Collected data:
◆ ◆ ◆

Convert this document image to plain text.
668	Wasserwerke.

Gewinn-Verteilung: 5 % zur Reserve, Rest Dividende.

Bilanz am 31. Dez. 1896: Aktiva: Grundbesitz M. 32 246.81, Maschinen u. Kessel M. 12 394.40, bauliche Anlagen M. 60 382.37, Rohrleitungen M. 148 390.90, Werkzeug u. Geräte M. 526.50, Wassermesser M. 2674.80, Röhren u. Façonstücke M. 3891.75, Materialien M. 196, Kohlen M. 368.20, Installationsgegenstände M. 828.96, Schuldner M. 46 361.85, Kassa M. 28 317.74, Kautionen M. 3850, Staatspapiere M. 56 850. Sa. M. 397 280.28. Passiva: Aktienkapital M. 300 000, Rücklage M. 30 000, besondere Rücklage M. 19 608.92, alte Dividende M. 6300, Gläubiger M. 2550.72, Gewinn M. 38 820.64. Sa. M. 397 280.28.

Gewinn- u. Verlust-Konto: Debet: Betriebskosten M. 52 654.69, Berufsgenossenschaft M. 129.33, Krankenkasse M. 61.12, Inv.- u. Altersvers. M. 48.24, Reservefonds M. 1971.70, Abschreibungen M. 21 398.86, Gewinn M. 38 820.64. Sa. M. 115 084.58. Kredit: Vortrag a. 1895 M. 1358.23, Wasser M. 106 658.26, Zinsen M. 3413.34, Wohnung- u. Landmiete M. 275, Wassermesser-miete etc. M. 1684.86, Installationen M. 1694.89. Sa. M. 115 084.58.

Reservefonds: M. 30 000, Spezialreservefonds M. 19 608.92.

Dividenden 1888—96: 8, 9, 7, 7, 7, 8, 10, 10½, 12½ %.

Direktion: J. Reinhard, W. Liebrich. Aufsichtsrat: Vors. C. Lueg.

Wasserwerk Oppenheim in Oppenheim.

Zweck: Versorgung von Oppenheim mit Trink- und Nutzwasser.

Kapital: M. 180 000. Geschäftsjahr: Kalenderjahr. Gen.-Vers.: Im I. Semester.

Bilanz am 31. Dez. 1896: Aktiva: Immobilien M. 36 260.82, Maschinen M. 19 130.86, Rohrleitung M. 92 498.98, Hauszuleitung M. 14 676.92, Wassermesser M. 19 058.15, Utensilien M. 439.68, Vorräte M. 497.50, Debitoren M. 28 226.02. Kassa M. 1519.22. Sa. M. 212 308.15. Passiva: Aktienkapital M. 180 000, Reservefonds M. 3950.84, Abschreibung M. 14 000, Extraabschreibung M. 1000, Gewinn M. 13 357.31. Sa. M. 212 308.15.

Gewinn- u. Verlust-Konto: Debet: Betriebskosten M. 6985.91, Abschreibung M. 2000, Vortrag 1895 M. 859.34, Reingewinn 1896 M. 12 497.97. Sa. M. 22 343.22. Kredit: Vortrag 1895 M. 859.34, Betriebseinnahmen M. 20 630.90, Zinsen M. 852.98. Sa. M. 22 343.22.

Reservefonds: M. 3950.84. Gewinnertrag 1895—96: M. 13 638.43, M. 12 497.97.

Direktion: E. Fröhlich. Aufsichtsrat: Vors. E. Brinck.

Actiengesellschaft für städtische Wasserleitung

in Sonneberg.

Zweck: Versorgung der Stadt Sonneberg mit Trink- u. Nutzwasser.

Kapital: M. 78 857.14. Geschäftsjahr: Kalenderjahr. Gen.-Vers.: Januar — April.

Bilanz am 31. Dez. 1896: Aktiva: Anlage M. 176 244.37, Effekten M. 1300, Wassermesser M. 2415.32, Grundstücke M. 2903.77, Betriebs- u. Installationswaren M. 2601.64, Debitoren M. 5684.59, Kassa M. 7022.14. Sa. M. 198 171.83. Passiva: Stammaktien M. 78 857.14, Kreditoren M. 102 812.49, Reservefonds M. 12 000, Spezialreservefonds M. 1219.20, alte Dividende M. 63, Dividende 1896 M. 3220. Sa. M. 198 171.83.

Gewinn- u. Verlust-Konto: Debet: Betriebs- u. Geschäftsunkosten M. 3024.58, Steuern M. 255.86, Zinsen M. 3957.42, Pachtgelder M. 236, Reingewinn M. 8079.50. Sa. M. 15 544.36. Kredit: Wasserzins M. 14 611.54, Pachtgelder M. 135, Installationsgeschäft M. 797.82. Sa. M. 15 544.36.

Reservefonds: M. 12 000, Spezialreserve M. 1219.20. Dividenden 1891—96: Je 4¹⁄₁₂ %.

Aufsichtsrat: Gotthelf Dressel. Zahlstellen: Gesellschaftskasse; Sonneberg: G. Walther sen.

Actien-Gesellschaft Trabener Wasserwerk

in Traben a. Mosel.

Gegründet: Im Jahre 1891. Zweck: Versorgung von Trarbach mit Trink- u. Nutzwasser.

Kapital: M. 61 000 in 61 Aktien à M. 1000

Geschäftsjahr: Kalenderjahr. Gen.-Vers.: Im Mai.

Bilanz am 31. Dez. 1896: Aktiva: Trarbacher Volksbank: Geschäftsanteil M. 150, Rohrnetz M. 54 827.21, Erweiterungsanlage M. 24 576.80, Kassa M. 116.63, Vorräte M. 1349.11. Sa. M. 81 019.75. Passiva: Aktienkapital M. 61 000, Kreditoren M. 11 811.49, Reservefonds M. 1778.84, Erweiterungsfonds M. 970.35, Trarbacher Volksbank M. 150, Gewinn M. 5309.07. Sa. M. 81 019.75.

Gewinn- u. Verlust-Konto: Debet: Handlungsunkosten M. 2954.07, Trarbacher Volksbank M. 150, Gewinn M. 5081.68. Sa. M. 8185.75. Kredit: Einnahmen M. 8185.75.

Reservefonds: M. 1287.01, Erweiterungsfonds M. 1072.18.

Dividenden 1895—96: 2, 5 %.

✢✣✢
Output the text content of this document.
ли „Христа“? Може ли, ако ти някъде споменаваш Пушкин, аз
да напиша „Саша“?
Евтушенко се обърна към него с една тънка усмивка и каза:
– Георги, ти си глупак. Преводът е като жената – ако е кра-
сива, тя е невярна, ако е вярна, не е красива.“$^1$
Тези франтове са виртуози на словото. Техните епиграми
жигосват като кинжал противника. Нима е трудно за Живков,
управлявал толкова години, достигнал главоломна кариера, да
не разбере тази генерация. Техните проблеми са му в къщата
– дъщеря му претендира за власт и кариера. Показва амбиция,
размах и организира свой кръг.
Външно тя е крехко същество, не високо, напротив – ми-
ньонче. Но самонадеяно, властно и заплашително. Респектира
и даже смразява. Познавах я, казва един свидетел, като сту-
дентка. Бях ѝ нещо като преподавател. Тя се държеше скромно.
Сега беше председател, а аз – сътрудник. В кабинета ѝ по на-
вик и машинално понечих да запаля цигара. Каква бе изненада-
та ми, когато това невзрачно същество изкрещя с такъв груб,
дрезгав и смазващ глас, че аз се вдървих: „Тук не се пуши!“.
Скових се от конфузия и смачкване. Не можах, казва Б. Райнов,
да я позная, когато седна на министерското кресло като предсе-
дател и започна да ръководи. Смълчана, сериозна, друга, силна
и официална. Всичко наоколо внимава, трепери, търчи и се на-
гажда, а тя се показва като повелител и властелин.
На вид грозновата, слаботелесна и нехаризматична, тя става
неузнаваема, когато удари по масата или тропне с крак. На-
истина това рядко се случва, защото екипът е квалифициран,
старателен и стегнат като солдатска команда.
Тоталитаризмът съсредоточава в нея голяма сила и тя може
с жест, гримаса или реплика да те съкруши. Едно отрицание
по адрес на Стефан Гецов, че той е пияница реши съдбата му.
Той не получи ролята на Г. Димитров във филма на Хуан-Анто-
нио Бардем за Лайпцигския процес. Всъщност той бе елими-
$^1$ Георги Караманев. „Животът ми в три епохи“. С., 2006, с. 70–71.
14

◆ ◆ ◆

## [What the exercise asks]
Each line of the material above must be retyped precisely.

## [The answer]
Convert this document image to plain text.
668	Wasserwerke.

Gewinn-Verteilung: 5 % zur Reserve, Rest Dividende.

Bilanz am 31. Dez. 1896: Aktiva: Grundbesitz M. 32 246.81, Maschinen u. Kessel M. 12 394.40, bauliche Anlagen M. 60 382.37, Rohrleitungen M. 148 390.90, Werkzeug u. Geräte M. 526.50, Wassermesser M. 2674.80, Röhren u. Façonstücke M. 3891.75, Materialien M. 196, Kohlen M. 368.20, Installationsgegenstände M. 828.96, Schuldner M. 46 361.85, Kassa M. 28 317.74, Kautionen M. 3850, Staatspapiere M. 56 850. Sa. M. 397 280.28. Passiva: Aktienkapital M. 300 000, Rücklage M. 30 000, besondere Rücklage M. 19 608.92, alte Dividende M. 6300, Gläubiger M. 2550.72, Gewinn M. 38 820.64. Sa. M. 397 280.28.

Gewinn- u. Verlust-Konto: Debet: Betriebskosten M. 52 654.69, Berufsgenossenschaft M. 129.33, Krankenkasse M. 61.12, Inv.- u. Altersvers. M. 48.24, Reservefonds M. 1971.70, Abschreibungen M. 21 398.86, Gewinn M. 38 820.64. Sa. M. 115 084.58. Kredit: Vortrag a. 1895 M. 1358.23, Wasser M. 106 658.26, Zinsen M. 3413.34, Wohnung- u. Landmiete M. 275, Wassermesser-miete etc. M. 1684.86, Installationen M. 1694.89. Sa. M. 115 084.58.

Reservefonds: M. 30 000, Spezialreservefonds M. 19 608.92.

Dividenden 1888—96: 8, 9, 7, 7, 7, 8, 10, 10½, 12½ %.

Direktion: J. Reinhard, W. Liebrich. Aufsichtsrat: Vors. C. Lueg.

Wasserwerk Oppenheim in Oppenheim.

Zweck: Versorgung von Oppenheim mit Trink- und Nutzwasser.

Kapital: M. 180 000. Geschäftsjahr: Kalenderjahr. Gen.-Vers.: Im I. Semester.

Bilanz am 31. Dez. 1896: Aktiva: Immobilien M. 36 260.82, Maschinen M. 19 130.86, Rohrleitung M. 92 498.98, Hauszuleitung M. 14 676.92, Wassermesser M. 19 058.15, Utensilien M. 439.68, Vorräte M. 497.50, Debitoren M. 28 226.02. Kassa M. 1519.22. Sa. M. 212 308.15. Passiva: Aktienkapital M. 180 000, Reservefonds M. 3950.84, Abschreibung M. 14 000, Extraabschreibung M. 1000, Gewinn M. 13 357.31. Sa. M. 212 308.15.

Gewinn- u. Verlust-Konto: Debet: Betriebskosten M. 6985.91, Abschreibung M. 2000, Vortrag 1895 M. 859.34, Reingewinn 1896 M. 12 497.97. Sa. M. 22 343.22. Kredit: Vortrag 1895 M. 859.34, Betriebseinnahmen M. 20 630.90, Zinsen M. 852.98. Sa. M. 22 343.22.

Reservefonds: M. 3950.84. Gewinnertrag 1895—96: M. 13 638.43, M. 12 497.97.

Direktion: E. Fröhlich. Aufsichtsrat: Vors. E. Brinck.

Actiengesellschaft für städtische Wasserleitung

in Sonneberg.

Zweck: Versorgung der Stadt Sonneberg mit Trink- u. Nutzwasser.

Kapital: M. 78 857.14. Geschäftsjahr: Kalenderjahr. Gen.-Vers.: Januar — April.

Bilanz am 31. Dez. 1896: Aktiva: Anlage M. 176 244.37, Effekten M. 1300, Wassermesser M. 2415.32, Grundstücke M. 2903.77, Betriebs- u. Installationswaren M. 2601.64, Debitoren M. 5684.59, Kassa M. 7022.14. Sa. M. 198 171.83. Passiva: Stammaktien M. 78 857.14, Kreditoren M. 102 812.49, Reservefonds M. 12 000, Spezialreservefonds M. 1219.20, alte Dividende M. 63, Dividende 1896 M. 3220. Sa. M. 198 171.83.

Gewinn- u. Verlust-Konto: Debet: Betriebs- u. Geschäftsunkosten M. 3024.58, Steuern M. 255.86, Zinsen M. 3957.42, Pachtgelder M. 236, Reingewinn M. 8079.50. Sa. M. 15 544.36. Kredit: Wasserzins M. 14 611.54, Pachtgelder M. 135, Installationsgeschäft M. 797.82. Sa. M. 15 544.36.

Reservefonds: M. 12 000, Spezialreserve M. 1219.20. Dividenden 1891—96: Je 4¹⁄₁₂ %.

Aufsichtsrat: Gotthelf Dressel. Zahlstellen: Gesellschaftskasse; Sonneberg: G. Walther sen.

Actien-Gesellschaft Trabener Wasserwerk

in Traben a. Mosel.

Gegründet: Im Jahre 1891. Zweck: Versorgung von Trarbach mit Trink- u. Nutzwasser.

Kapital: M. 61 000 in 61 Aktien à M. 1000

Geschäftsjahr: Kalenderjahr. Gen.-Vers.: Im Mai.

Bilanz am 31. Dez. 1896: Aktiva: Trarbacher Volksbank: Geschäftsanteil M. 150, Rohrnetz M. 54 827.21, Erweiterungsanlage M. 24 576.80, Kassa M. 116.63, Vorräte M. 1349.11. Sa. M. 81 019.75. Passiva: Aktienkapital M. 61 000, Kreditoren M. 11 811.49, Reservefonds M. 1778.84, Erweiterungsfonds M. 970.35, Trarbacher Volksbank M. 150, Gewinn M. 5309.07. Sa. M. 81 019.75.

Gewinn- u. Verlust-Konto: Debet: Handlungsunkosten M. 2954.07, Trarbacher Volksbank M. 150, Gewinn M. 5081.68. Sa. M. 8185.75. Kredit: Einnahmen M. 8185.75.

Reservefonds: M. 1287.01, Erweiterungsfonds M. 1072.18.

Dividenden 1895—96: 2, 5 %.

✢✣✢
Output the text content of this document.
ли „Христа“? Може ли, ако ти някъде споменаваш Пушкин, аз
да напиша „Саша“?
Евтушенко се обърна към него с една тънка усмивка и каза:
– Георги, ти си глупак. Преводът е като жената – ако е кра-
сива, тя е невярна, ако е вярна, не е красива.“$^1$
Тези франтове са виртуози на словото. Техните епиграми
жигосват като кинжал противника. Нима е трудно за Живков,
управлявал толкова години, достигнал главоломна кариера, да
не разбере тази генерация. Техните проблеми са му в къщата
– дъщеря му претендира за власт и кариера. Показва амбиция,
размах и организира свой кръг.
Външно тя е крехко същество, не високо, напротив – ми-
ньонче. Но самонадеяно, властно и заплашително. Респектира
и даже смразява. Познавах я, казва един свидетел, като сту-
дентка. Бях ѝ нещо като преподавател. Тя се държеше скромно.
Сега беше председател, а аз – сътрудник. В кабинета ѝ по на-
вик и машинално понечих да запаля цигара. Каква бе изненада-
та ми, когато това невзрачно същество изкрещя с такъв груб,
дрезгав и смазващ глас, че аз се вдървих: „Тук не се пуши!“.
Скових се от конфузия и смачкване. Не можах, казва Б. Райнов,
да я позная, когато седна на министерското кресло като предсе-
дател и започна да ръководи. Смълчана, сериозна, друга, силна
и официална. Всичко наоколо внимава, трепери, търчи и се на-
гажда, а тя се показва като повелител и властелин.
На вид грозновата, слаботелесна и нехаризматична, тя става
неузнаваема, когато удари по масата или тропне с крак. На-
истина това рядко се случва, защото екипът е квалифициран,
старателен и стегнат като солдатска команда.
Тоталитаризмът съсредоточава в нея голяма сила и тя може
с жест, гримаса или реплика да те съкруши. Едно отрицание
по адрес на Стефан Гецов, че той е пияница реши съдбата му.
Той не получи ролята на Г. Димитров във филма на Хуан-Анто-
нио Бардем за Лайпцигския процес. Всъщност той бе елими-
$^1$ Георги Караманев. „Животът ми в три епохи“. С., 2006, с. 70–71.
14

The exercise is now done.